**REQUIRED WORK**
Decide whether each statement agrees with the book listings: (a) Danziger's journey in Asia lasted 18 months; (b) the Phyllis May's voyage in the US lasted six months; (c) Danziger entered Afghanistan legally. Answer yes or no for each and quote the words of the listings that settle it.

Segment Start: TEXT

Flamingo 1994 pbk £9.99 ISBN 0-00-638249-5
Nick Danziger
Danziger's Travels: Beyond Forbidden Frontiers This account describes the author's adventures during an 18-month journey 'beyond forbidden frontiers' in Asia. With minimal equipment and disguised as an itinerant Muslim, he hitch-hiked and walked through southern Turkey, and the Iran of the Ayatollahs, entering Afghanistan illegally in the wake of a convoy of Chinese weapons and then spent months dodging Russian helicopter gunships with the rebel guerillas. He was the first foreigner to cross from Pakistan into the closed western province of China since the revolution on 1949.
Flamingo 1993 pbk £12.99 ISBN 978-0586087060
Terry Darlington
Narrow Dog to Indian River Having survived their voyage to Carcassonne, you would expect pensioners Terry and Monica Darlington and their whippet, Jim, to retire to a comfortable corner of their favourite public house. But no, they looked to the New World for their extraordinary new adventure...No-one has ever sailed an English narrowboat in the US before, for reasons that become clear during the nine-month voyage of the Phyllis May - including 30-mile sea crossings, blasting heat, tornadoes, hurricanes and all manner of intimidating wildlife. But the real danger comes from the Good Ole Boys and Girls of the Deep South. Colonels, bums, captains, planters, heroes, drunks, gongoozlers, dancing dicks and beautiful spies - they all want to meet the Brits on the painted boat and their thin dog and take them home and party them to death. And from the Phyllis May, a thousand miles of the little-known South-East Seaboard unfold at six miles an hour - the golden marshes of the Carolinas, the incomparable cities of Charleston and Savannah, and the lost arcadias of Georgia and Florida.

Segment End: TEXT
Segment Start: DATA EXCERPTS

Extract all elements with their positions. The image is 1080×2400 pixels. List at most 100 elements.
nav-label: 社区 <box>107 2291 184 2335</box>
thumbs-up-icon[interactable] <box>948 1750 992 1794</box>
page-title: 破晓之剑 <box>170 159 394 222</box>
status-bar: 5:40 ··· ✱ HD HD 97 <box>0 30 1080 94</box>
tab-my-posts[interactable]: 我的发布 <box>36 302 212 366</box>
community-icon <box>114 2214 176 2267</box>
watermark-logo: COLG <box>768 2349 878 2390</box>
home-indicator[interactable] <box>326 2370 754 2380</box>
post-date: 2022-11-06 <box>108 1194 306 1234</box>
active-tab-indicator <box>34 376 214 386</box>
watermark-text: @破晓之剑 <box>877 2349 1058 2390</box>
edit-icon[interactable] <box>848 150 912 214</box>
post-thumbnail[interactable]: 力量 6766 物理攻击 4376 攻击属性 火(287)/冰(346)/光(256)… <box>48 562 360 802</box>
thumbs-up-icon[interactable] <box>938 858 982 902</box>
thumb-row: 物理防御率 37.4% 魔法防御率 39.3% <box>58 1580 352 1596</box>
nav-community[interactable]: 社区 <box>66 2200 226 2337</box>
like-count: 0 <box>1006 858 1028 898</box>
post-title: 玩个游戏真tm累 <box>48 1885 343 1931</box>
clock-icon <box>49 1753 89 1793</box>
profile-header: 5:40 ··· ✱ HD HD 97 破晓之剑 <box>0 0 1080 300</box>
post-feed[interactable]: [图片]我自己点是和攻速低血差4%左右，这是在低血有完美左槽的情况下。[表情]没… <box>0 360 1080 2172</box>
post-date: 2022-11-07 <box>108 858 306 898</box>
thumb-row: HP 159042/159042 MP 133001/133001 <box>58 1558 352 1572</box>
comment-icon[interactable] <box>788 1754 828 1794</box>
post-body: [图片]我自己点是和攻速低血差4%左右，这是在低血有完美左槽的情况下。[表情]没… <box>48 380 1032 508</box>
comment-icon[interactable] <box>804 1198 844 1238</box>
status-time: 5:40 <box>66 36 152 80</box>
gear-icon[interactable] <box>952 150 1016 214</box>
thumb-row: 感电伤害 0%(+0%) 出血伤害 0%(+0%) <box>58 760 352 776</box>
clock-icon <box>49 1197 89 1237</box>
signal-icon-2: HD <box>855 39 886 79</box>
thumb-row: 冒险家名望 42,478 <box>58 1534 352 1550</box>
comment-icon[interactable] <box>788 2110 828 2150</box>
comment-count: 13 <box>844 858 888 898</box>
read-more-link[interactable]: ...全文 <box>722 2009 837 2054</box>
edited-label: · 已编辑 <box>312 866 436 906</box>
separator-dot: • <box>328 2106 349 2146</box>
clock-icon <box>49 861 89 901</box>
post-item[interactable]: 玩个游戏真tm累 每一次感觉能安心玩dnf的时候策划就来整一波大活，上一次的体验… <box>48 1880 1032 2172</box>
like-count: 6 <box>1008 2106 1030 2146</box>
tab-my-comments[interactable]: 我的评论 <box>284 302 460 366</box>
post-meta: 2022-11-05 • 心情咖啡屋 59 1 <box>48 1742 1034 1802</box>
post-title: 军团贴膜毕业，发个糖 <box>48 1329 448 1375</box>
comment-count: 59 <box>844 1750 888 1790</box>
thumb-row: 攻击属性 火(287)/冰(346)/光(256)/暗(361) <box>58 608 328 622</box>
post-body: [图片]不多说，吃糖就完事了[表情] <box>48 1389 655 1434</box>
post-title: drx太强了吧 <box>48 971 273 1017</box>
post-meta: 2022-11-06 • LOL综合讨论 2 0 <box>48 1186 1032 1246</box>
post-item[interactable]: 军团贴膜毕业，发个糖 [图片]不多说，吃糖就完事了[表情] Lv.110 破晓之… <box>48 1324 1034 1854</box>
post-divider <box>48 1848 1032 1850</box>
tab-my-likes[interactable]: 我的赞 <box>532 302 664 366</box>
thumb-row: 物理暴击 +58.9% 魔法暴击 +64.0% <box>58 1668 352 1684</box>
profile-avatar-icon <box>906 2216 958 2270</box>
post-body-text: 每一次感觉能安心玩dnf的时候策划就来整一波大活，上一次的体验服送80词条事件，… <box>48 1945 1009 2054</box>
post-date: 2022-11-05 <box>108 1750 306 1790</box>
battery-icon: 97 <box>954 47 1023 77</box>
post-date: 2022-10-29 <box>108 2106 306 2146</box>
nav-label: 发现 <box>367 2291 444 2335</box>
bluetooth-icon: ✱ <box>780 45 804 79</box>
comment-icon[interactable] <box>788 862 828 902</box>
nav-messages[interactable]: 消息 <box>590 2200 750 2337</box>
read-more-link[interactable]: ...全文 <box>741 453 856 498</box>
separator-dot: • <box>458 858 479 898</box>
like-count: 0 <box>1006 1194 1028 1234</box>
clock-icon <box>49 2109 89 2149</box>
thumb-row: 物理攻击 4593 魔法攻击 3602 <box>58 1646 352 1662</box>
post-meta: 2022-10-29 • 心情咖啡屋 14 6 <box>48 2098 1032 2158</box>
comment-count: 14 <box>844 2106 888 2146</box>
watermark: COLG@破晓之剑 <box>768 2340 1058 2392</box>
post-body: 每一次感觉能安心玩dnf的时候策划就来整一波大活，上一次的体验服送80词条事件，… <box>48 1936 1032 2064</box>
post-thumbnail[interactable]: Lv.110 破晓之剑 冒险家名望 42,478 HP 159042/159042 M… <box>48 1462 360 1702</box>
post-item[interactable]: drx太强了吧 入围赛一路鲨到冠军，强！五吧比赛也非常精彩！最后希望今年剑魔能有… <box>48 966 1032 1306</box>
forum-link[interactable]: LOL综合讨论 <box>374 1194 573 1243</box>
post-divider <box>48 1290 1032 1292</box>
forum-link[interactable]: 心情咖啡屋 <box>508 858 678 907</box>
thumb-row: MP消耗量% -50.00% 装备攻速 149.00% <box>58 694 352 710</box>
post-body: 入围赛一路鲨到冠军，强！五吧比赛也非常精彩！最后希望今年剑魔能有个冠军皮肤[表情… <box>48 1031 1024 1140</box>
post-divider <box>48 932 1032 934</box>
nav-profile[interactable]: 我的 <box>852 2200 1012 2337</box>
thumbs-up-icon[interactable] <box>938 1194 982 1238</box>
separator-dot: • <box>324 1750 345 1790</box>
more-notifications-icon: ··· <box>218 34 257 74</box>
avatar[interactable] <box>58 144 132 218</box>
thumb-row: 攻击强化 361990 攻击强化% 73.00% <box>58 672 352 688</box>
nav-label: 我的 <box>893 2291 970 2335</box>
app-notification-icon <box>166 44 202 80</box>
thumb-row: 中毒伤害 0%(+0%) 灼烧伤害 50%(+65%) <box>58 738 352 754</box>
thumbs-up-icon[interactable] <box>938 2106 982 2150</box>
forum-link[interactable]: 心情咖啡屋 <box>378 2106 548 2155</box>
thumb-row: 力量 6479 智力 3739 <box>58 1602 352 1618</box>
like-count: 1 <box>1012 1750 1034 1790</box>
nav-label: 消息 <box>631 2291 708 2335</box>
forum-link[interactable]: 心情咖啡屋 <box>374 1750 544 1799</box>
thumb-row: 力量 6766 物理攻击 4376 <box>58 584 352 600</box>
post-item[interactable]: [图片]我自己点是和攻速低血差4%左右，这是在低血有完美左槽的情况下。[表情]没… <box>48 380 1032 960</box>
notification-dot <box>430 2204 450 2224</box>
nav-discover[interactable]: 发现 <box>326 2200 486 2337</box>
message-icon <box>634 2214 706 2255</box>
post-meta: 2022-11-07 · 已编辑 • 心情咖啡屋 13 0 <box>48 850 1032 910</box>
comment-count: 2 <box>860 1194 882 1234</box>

Segment End: DATA EXCERPTS

**SOLUTION FOR THIS PROBLEM**
(a) Yes: "an 18-month journey"
(b) No: "the nine-month voyage of the Phyllis May"
(c) No: "entering Afghanistan illegally"